[Data items]

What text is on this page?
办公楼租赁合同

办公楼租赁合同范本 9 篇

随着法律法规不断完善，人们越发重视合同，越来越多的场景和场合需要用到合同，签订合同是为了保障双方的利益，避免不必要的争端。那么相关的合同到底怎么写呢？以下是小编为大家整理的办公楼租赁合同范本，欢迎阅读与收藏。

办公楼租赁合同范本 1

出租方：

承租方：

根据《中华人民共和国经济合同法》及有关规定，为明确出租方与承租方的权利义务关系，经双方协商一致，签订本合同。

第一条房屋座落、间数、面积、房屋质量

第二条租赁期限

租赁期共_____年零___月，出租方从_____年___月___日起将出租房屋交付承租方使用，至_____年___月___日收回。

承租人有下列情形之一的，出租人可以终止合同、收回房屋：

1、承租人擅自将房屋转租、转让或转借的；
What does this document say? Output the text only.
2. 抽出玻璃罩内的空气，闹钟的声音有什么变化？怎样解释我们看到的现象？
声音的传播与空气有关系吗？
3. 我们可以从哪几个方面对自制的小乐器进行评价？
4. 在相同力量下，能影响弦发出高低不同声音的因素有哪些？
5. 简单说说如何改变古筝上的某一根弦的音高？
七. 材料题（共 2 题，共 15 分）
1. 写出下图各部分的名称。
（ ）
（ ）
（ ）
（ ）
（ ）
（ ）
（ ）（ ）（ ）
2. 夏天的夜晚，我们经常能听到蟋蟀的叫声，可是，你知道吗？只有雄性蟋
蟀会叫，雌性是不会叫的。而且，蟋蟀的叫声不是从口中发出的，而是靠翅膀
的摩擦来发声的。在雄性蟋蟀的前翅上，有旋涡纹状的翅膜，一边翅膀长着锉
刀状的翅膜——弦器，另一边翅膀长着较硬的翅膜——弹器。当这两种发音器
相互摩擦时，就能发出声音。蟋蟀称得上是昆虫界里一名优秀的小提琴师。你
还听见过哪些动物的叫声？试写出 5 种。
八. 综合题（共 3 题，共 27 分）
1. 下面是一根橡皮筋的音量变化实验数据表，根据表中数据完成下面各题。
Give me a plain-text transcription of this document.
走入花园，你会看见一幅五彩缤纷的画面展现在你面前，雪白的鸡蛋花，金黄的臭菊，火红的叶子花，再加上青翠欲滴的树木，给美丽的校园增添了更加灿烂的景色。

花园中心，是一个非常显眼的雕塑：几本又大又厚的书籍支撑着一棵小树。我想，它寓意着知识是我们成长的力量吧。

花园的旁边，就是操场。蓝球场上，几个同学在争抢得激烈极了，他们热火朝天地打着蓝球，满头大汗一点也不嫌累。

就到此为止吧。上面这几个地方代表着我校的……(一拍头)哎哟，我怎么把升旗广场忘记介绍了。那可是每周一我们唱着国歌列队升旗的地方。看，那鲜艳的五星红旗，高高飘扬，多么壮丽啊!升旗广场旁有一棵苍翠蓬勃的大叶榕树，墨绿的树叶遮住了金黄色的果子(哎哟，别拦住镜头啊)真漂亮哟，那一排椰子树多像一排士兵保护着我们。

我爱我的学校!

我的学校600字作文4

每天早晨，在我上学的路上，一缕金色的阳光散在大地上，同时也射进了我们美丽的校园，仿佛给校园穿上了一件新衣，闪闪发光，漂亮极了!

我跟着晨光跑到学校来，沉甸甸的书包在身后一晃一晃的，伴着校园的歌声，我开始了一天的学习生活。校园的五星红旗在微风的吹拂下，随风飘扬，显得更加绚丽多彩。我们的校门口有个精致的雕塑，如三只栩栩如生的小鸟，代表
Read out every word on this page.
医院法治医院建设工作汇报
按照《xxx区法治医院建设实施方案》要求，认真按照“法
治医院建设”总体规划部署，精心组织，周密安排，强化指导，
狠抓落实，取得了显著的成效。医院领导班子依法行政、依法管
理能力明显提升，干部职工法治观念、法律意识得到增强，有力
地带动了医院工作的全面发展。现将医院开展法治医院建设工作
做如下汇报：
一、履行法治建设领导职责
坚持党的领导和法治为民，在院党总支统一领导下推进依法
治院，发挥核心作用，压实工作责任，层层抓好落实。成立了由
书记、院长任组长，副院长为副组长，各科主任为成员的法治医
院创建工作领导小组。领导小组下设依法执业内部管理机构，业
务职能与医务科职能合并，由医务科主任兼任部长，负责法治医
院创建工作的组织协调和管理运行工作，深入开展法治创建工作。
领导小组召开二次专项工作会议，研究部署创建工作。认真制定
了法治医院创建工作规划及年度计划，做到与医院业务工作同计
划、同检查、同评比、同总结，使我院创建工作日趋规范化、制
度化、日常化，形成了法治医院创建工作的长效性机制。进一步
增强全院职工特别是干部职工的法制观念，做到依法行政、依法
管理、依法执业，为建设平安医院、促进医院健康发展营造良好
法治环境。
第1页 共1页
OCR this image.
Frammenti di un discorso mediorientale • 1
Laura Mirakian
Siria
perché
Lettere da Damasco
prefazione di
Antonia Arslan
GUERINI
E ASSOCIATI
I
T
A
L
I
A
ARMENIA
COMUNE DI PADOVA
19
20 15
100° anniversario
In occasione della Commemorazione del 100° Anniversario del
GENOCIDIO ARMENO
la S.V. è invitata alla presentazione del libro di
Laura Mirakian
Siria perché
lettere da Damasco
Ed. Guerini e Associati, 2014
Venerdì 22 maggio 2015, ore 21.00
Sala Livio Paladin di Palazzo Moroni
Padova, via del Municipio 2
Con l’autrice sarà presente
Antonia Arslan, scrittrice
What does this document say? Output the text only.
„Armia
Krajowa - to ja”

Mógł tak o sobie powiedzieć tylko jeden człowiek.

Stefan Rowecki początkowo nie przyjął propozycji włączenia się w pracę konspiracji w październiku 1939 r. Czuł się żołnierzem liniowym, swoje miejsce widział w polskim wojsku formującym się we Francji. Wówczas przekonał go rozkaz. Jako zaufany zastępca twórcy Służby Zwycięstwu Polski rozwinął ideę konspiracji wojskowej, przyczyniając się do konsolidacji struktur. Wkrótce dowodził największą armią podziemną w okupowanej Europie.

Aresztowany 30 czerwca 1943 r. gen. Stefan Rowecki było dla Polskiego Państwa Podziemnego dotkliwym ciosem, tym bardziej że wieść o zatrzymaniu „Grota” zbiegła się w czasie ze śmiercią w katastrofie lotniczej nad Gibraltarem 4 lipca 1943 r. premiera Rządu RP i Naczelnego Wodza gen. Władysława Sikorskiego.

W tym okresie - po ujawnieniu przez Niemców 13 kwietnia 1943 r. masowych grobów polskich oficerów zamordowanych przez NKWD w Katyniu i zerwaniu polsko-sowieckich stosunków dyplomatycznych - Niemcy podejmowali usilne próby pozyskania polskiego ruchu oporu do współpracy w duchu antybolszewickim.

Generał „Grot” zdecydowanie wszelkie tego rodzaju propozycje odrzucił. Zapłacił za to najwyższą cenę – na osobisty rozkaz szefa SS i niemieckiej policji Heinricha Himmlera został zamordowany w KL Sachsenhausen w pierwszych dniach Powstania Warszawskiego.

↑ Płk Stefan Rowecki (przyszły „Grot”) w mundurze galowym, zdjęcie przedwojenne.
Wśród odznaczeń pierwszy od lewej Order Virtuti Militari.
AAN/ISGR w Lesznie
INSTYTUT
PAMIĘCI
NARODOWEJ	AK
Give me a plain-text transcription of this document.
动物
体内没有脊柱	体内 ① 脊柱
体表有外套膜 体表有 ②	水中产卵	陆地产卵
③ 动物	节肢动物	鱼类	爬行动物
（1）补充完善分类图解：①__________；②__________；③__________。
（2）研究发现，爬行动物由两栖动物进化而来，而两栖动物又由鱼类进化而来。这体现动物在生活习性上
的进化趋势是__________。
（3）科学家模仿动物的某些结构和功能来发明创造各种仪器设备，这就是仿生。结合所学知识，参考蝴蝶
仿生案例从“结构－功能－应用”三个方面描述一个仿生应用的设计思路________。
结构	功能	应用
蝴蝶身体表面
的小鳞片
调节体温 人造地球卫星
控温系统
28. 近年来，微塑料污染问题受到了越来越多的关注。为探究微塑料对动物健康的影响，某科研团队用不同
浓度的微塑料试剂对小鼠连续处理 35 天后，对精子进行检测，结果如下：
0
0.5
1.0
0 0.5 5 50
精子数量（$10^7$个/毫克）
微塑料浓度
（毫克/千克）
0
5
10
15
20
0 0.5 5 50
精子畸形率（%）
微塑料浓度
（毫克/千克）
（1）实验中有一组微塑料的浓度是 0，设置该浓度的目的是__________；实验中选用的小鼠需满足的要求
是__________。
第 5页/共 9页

- Problem to solve: All lines above with "Arslan" in them should be returned.

- Answer:
Antonia Arslan
Antonia Arslan, scrittrice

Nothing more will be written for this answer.